A block of data:

------------

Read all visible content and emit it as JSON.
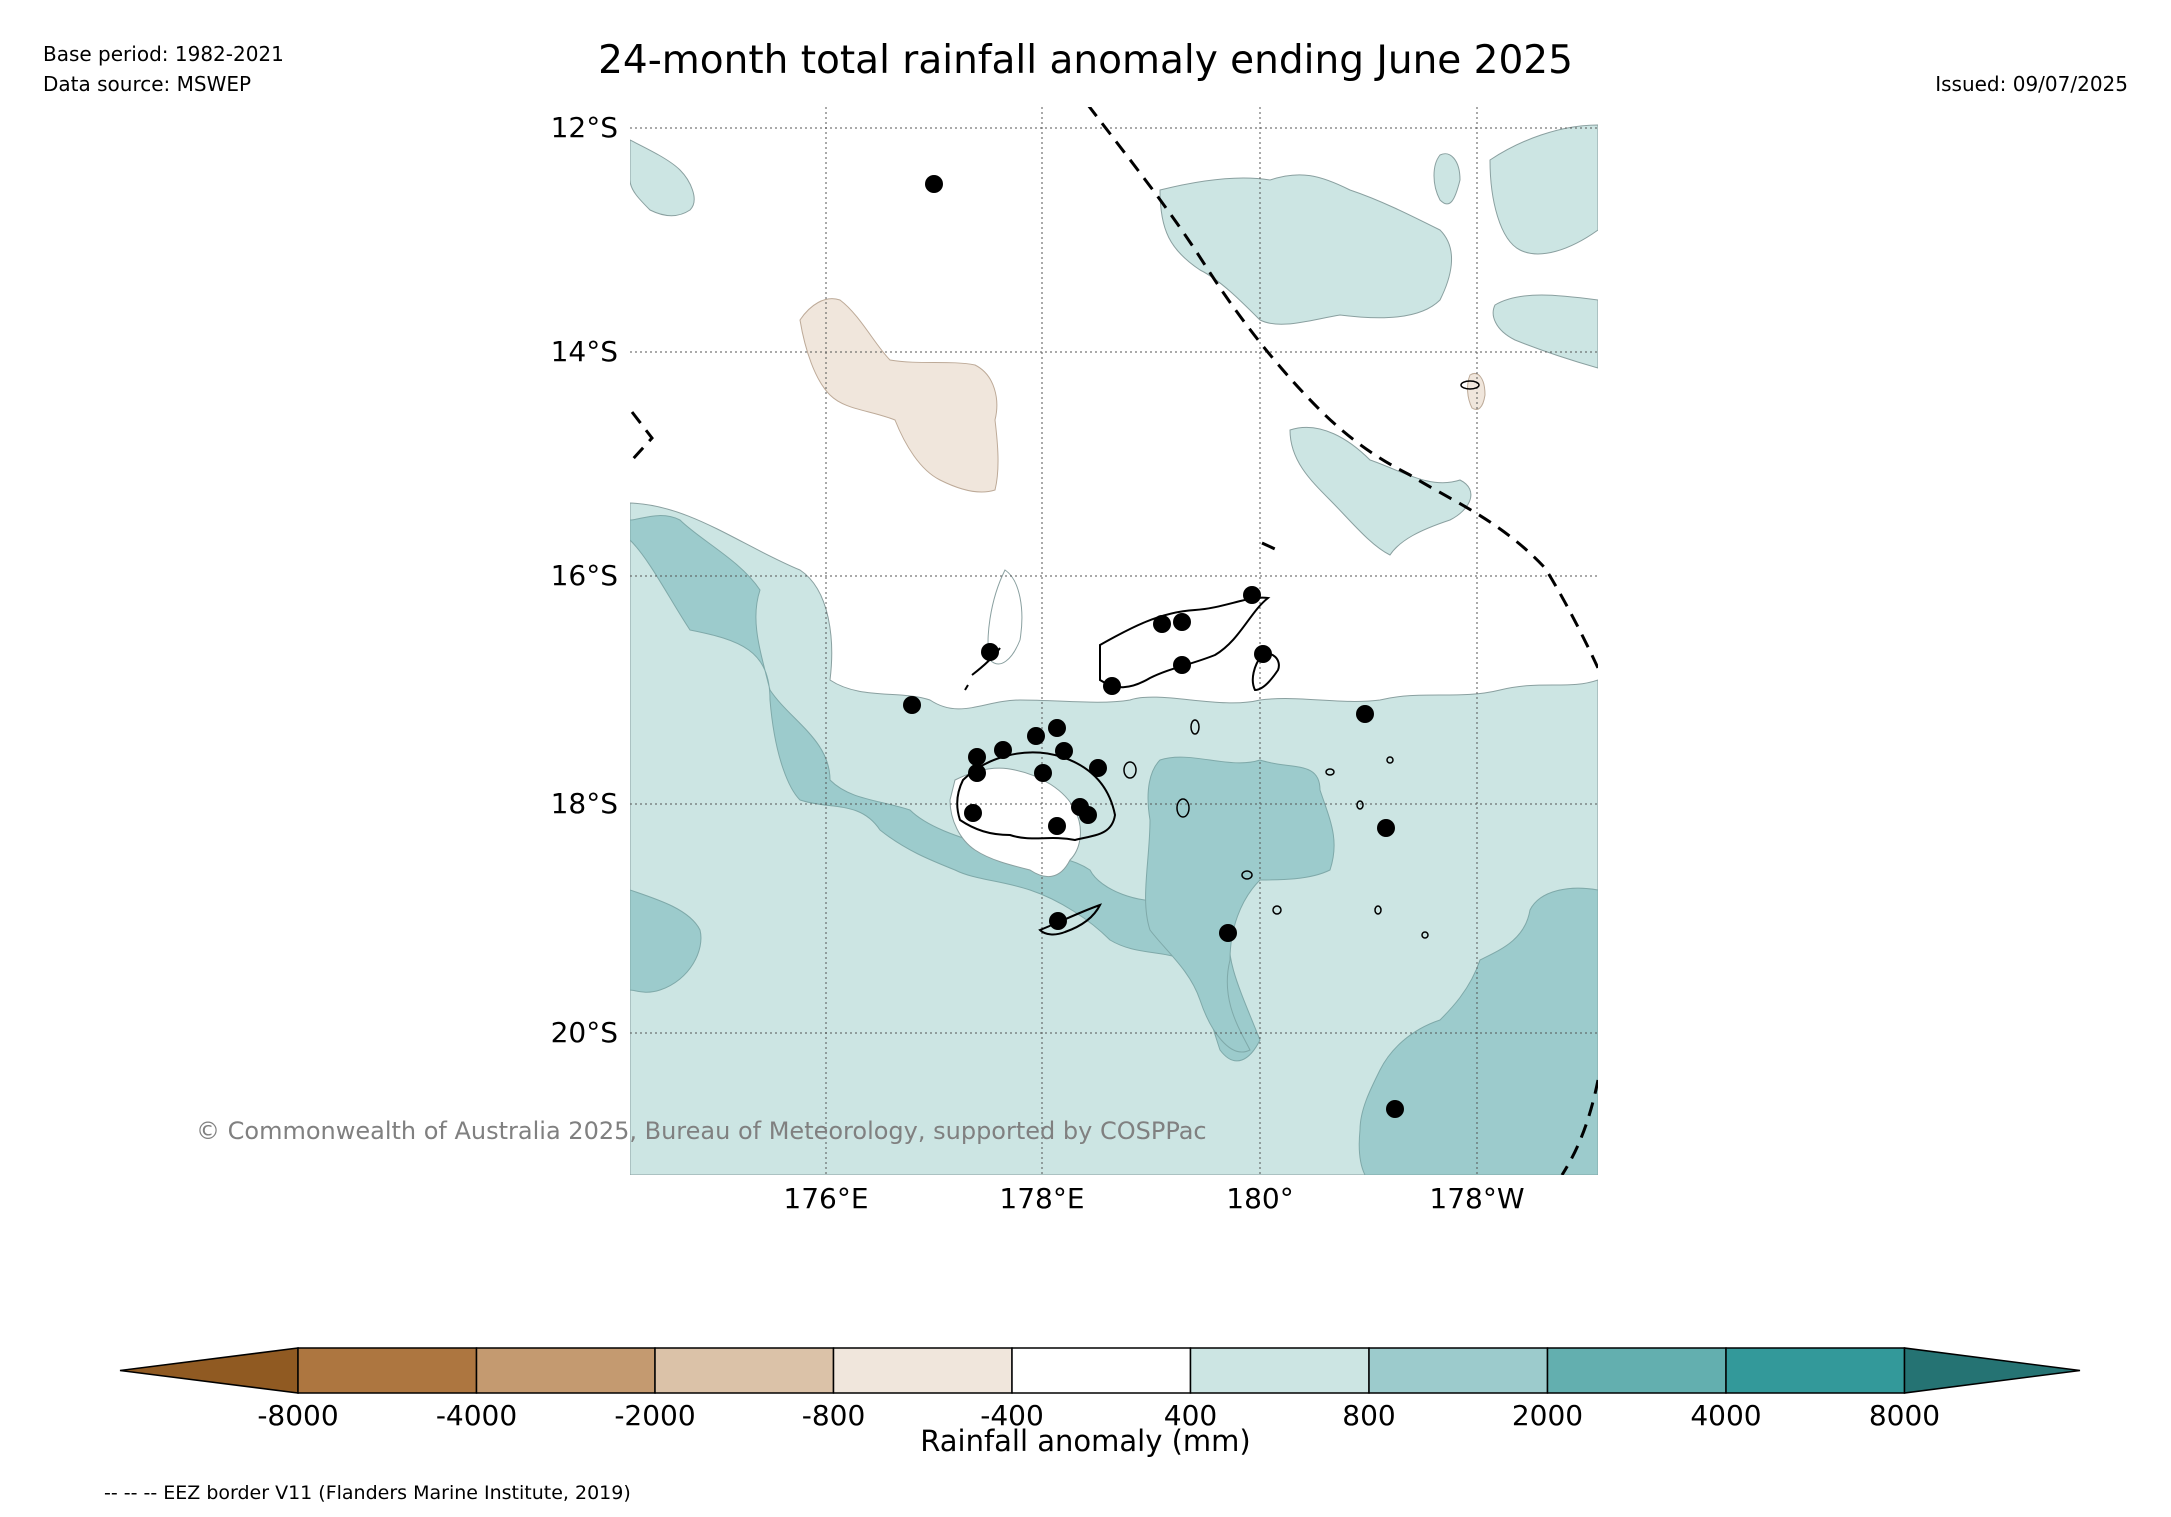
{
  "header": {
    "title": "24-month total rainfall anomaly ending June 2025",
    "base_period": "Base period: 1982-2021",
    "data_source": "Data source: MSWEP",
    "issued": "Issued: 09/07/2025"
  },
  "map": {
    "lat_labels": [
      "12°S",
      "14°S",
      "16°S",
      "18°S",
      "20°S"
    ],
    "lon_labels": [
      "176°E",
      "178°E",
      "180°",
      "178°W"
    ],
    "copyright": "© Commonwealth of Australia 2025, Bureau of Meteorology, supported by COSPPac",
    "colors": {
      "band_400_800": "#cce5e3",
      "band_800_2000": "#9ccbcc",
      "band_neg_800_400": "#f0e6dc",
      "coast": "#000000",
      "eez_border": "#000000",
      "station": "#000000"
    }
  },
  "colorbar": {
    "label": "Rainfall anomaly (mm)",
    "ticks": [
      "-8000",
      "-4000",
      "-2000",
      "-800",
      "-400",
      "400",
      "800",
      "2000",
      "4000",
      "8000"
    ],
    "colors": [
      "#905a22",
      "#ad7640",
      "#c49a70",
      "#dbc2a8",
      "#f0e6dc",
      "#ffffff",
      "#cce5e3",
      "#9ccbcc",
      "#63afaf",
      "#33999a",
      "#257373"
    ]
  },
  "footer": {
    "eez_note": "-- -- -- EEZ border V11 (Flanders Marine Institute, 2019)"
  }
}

------------

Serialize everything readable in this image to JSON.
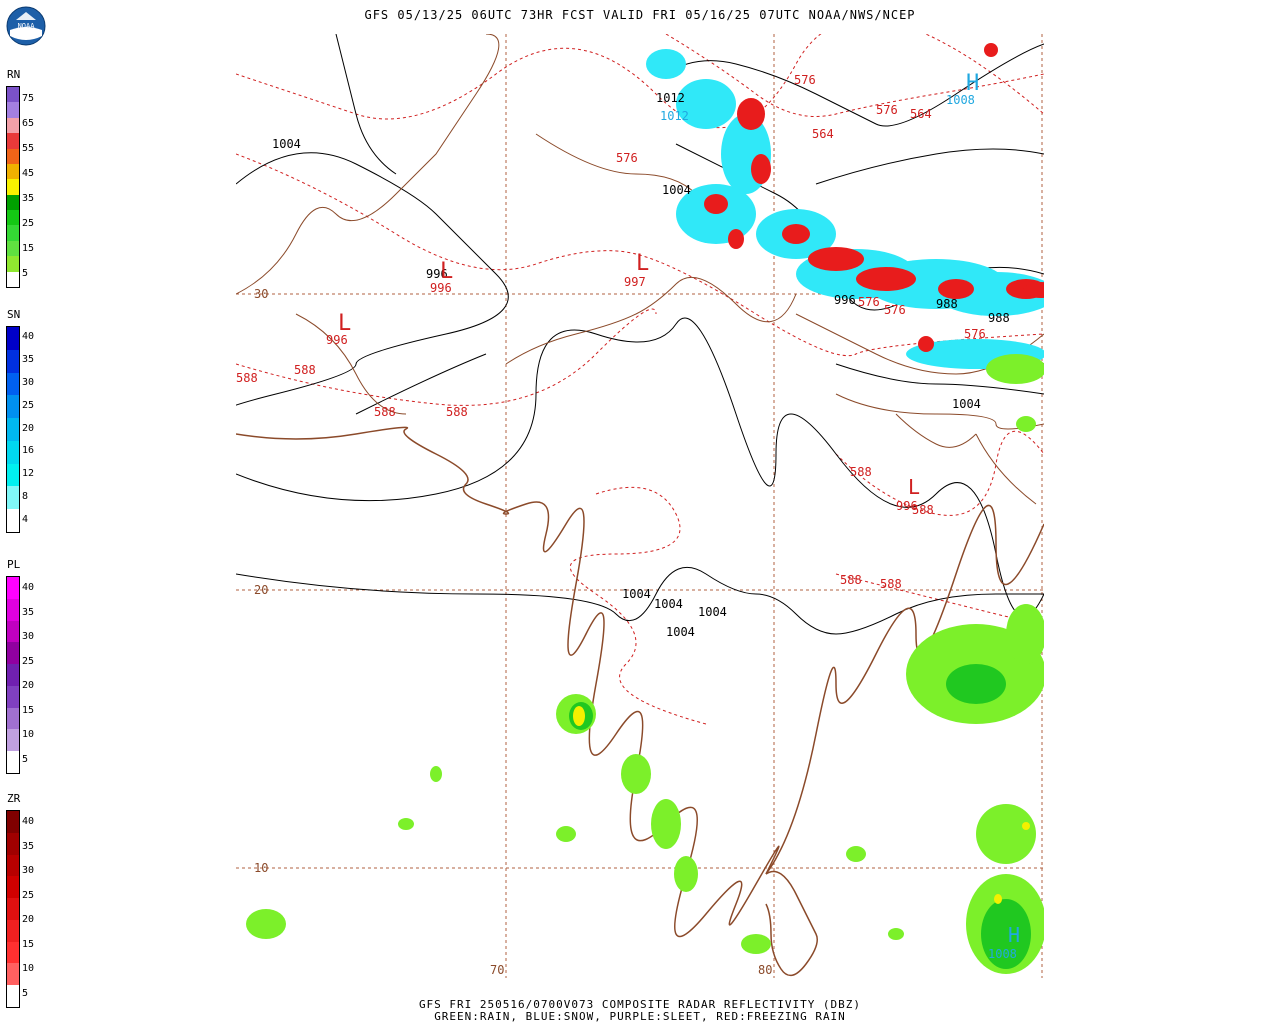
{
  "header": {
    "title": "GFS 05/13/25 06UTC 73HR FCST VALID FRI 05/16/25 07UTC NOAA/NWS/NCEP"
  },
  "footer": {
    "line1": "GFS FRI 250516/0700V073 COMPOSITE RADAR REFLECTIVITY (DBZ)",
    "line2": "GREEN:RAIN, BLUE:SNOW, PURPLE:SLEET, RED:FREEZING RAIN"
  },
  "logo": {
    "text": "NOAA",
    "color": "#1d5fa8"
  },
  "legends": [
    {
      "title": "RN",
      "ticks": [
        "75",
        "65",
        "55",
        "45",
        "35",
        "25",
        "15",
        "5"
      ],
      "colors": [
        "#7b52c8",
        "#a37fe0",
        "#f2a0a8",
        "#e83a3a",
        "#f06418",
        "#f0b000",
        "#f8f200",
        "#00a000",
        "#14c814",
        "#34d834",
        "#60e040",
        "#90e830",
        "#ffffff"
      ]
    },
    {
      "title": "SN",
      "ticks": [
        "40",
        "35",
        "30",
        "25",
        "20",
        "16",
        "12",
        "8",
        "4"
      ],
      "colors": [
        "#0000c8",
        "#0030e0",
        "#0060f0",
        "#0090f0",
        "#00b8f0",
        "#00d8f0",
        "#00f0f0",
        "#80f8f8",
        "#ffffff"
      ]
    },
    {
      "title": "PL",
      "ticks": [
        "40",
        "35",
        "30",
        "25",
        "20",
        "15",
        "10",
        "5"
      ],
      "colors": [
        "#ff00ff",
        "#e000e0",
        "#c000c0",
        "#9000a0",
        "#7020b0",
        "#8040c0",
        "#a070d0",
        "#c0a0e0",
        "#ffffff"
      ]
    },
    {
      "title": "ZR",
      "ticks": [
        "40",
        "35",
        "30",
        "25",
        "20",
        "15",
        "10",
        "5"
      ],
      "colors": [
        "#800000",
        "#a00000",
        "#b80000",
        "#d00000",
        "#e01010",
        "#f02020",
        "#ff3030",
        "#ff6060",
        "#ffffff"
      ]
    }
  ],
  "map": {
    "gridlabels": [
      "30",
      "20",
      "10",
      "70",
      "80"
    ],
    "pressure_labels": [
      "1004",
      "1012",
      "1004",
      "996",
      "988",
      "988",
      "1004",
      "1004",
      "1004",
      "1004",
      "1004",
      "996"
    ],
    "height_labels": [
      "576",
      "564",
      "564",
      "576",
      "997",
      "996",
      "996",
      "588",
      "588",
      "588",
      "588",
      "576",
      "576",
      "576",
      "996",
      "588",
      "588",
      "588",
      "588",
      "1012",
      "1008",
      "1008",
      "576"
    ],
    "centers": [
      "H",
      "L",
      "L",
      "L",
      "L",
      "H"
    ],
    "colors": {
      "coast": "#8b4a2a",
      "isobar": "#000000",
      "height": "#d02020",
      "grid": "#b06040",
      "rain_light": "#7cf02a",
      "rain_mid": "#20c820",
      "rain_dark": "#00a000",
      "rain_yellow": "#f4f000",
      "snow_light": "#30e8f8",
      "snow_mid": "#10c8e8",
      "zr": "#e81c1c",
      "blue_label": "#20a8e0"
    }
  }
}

------------

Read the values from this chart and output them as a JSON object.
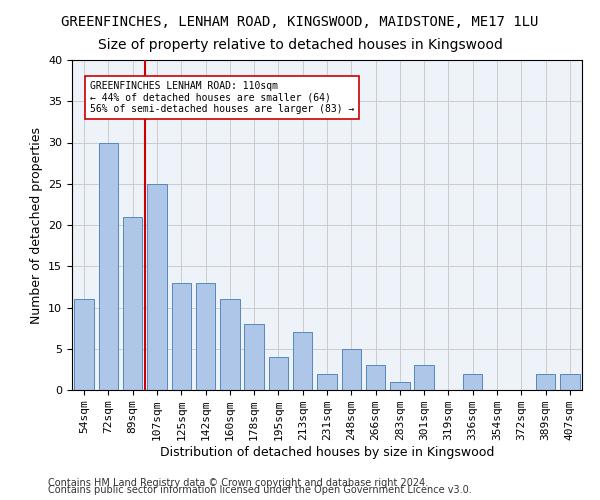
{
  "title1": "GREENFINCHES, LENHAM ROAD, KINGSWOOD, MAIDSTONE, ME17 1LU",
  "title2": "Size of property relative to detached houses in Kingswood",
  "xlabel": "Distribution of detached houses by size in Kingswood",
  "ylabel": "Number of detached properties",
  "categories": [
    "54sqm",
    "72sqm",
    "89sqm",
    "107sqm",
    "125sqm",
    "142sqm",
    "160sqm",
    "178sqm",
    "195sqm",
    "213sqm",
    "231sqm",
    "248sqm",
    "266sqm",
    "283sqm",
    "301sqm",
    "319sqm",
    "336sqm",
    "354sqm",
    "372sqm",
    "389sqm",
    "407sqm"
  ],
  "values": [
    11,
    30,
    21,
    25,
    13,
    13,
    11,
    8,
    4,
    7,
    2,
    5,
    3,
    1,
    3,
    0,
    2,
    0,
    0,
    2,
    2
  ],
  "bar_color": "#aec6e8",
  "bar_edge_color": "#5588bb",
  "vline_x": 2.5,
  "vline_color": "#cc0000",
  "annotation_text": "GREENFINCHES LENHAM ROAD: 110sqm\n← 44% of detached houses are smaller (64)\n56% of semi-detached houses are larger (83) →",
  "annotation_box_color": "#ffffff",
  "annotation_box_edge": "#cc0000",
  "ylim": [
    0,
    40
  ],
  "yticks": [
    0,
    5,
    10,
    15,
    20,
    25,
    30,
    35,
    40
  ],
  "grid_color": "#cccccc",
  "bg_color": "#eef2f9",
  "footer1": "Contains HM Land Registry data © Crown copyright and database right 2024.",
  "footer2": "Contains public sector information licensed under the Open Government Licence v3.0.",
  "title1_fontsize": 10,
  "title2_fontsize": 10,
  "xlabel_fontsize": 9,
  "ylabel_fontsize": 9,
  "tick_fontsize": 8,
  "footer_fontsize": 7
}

------------

Description of the task :: Determine how many lines of the material include the string "GREENFINCHES". Output only that count.

Task response :: 2